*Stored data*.
────────────────────
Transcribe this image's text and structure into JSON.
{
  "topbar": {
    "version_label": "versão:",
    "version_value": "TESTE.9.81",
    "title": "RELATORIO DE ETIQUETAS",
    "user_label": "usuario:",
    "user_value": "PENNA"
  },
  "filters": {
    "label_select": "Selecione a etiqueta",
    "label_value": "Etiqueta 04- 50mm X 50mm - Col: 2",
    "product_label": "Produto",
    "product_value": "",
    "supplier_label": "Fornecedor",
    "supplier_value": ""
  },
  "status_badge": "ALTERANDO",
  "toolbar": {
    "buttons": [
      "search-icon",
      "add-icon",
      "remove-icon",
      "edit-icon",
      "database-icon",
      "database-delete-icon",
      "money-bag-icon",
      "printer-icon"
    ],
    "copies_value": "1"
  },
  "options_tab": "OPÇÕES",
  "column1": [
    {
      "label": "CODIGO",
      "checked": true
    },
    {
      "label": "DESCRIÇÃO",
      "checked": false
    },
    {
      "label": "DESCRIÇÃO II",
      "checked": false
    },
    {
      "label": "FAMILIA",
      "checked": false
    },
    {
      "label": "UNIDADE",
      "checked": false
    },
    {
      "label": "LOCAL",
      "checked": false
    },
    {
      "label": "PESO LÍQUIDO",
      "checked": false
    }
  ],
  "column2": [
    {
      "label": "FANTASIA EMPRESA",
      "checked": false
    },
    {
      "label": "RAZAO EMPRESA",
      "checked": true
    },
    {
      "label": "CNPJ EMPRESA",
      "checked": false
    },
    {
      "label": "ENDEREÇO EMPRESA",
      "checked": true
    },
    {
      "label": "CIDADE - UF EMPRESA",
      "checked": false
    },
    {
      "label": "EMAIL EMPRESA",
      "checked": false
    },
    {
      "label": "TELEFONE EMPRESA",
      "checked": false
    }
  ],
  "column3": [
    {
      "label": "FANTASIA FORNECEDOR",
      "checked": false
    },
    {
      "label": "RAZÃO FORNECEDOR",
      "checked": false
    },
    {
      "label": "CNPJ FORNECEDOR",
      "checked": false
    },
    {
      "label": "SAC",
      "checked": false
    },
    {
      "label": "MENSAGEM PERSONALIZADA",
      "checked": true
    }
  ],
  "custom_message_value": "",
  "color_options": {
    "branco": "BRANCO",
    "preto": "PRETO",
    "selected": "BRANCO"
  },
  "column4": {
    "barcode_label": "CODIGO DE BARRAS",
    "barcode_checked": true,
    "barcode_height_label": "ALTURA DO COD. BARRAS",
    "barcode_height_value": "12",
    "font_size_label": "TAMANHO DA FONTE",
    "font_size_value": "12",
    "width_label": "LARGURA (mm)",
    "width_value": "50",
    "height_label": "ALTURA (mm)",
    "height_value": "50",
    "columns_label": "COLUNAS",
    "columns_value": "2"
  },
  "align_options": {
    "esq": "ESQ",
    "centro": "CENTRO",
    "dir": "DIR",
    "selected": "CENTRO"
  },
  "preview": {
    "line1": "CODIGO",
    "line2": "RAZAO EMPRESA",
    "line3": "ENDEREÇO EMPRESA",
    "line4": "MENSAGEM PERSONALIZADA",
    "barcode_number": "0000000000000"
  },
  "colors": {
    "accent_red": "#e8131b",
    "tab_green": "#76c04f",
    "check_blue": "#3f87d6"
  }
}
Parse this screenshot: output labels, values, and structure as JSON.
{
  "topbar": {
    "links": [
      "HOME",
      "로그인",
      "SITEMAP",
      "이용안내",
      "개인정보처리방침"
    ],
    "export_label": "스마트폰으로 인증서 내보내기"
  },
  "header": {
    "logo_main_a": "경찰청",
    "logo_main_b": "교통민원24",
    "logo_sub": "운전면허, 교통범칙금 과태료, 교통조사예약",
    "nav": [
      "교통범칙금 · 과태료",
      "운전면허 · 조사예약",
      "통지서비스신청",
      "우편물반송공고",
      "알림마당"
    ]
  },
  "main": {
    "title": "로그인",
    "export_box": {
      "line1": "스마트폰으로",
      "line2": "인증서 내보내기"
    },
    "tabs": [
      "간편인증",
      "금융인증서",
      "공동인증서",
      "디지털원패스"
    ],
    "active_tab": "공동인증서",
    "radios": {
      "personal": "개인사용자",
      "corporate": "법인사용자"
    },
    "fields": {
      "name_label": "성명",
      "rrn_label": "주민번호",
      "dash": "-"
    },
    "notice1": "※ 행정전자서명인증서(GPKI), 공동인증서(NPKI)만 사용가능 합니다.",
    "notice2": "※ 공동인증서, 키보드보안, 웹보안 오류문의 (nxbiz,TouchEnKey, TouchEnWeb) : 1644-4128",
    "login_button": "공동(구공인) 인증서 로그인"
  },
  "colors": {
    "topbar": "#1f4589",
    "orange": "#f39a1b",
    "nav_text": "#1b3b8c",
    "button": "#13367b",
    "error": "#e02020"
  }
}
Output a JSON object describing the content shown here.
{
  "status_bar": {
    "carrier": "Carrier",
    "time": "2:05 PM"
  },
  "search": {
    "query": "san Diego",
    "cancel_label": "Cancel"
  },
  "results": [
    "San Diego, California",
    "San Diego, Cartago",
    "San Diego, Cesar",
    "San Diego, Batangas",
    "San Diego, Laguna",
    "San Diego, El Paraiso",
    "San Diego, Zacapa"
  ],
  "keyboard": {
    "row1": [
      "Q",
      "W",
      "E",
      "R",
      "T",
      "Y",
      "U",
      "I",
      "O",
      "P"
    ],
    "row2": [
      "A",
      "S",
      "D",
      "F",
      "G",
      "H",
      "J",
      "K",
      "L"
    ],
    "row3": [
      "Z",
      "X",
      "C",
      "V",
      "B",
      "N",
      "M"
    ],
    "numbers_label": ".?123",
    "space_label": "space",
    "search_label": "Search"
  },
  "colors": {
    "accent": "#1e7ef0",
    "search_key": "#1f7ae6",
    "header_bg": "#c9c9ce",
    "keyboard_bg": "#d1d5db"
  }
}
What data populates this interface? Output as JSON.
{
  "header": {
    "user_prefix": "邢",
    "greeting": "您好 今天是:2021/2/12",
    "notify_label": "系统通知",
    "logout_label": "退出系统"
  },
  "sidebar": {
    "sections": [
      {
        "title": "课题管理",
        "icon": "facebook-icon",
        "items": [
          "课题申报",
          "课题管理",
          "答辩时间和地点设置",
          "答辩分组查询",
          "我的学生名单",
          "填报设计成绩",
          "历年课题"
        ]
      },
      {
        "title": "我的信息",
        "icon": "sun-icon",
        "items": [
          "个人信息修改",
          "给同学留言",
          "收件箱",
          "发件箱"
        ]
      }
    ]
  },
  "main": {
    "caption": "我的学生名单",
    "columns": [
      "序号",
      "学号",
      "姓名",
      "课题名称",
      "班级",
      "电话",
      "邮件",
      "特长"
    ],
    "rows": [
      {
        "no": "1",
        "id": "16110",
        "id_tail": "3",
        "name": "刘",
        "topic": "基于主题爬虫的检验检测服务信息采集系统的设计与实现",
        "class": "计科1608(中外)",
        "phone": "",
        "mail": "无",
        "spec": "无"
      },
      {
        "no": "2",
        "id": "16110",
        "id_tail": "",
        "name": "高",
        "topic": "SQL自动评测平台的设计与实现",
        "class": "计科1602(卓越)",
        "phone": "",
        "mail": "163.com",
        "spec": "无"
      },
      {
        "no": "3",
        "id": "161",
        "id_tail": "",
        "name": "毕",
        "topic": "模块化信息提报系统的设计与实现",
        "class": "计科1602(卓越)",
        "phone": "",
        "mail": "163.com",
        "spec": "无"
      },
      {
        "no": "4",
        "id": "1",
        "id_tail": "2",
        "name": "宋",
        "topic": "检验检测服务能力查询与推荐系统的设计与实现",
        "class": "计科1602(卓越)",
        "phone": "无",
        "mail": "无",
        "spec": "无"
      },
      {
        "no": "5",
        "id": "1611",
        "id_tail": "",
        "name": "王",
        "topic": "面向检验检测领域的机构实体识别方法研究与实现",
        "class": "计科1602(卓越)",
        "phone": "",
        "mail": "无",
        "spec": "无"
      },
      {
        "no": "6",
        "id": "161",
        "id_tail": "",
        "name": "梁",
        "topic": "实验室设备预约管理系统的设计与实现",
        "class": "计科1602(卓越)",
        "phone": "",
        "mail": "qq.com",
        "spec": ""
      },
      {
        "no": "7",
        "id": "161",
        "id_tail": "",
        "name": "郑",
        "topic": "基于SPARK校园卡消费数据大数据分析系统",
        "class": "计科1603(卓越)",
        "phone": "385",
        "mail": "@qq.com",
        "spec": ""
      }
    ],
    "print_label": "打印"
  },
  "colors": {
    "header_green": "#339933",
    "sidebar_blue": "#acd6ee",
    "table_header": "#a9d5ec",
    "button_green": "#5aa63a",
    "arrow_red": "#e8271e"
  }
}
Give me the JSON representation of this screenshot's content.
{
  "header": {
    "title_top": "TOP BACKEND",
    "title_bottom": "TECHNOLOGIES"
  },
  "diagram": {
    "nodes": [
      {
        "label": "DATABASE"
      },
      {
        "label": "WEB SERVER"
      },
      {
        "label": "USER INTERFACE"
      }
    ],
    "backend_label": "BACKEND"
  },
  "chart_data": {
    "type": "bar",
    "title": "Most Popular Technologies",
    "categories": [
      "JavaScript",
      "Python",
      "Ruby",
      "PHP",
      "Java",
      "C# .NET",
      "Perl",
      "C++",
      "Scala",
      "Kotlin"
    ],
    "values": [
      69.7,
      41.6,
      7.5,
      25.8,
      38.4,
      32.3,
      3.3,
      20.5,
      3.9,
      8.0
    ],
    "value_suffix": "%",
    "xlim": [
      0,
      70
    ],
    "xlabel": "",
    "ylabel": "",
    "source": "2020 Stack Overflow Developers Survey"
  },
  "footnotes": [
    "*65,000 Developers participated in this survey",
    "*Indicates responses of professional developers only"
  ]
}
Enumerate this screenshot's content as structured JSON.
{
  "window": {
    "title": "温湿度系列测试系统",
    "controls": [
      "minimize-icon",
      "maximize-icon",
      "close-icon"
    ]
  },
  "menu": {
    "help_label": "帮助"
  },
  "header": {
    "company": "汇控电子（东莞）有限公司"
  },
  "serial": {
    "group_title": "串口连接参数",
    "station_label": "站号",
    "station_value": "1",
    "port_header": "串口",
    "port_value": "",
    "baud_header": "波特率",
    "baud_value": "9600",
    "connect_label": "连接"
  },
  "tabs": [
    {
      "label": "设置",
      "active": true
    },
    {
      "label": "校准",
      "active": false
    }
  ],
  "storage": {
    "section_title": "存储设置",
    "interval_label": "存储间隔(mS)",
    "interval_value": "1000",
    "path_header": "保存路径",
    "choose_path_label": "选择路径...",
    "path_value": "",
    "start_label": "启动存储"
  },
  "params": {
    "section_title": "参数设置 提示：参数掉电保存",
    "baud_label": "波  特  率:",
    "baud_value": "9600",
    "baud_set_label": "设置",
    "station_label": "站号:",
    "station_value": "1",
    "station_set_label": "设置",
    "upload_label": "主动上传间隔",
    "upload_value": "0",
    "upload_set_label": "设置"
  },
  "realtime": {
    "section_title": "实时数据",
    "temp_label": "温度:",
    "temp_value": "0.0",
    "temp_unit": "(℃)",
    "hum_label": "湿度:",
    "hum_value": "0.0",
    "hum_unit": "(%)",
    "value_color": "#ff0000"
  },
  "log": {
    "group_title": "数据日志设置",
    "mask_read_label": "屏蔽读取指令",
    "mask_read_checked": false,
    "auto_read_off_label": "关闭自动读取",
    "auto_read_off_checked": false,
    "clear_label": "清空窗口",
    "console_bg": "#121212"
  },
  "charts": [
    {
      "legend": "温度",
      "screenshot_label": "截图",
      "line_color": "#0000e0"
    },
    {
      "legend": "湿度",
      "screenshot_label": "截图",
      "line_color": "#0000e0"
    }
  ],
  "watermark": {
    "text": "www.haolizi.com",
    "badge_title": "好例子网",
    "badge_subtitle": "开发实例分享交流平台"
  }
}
────────────────────
*PROBLEM REQUIREMENTS*.
For each line in the data above that contains the string "PERSONALIZADA", extract the line.

*THE SOLUTION*.
      "label": "MENSAGEM PERSONALIZADA",
    "line4": "MENSAGEM PERSONALIZADA",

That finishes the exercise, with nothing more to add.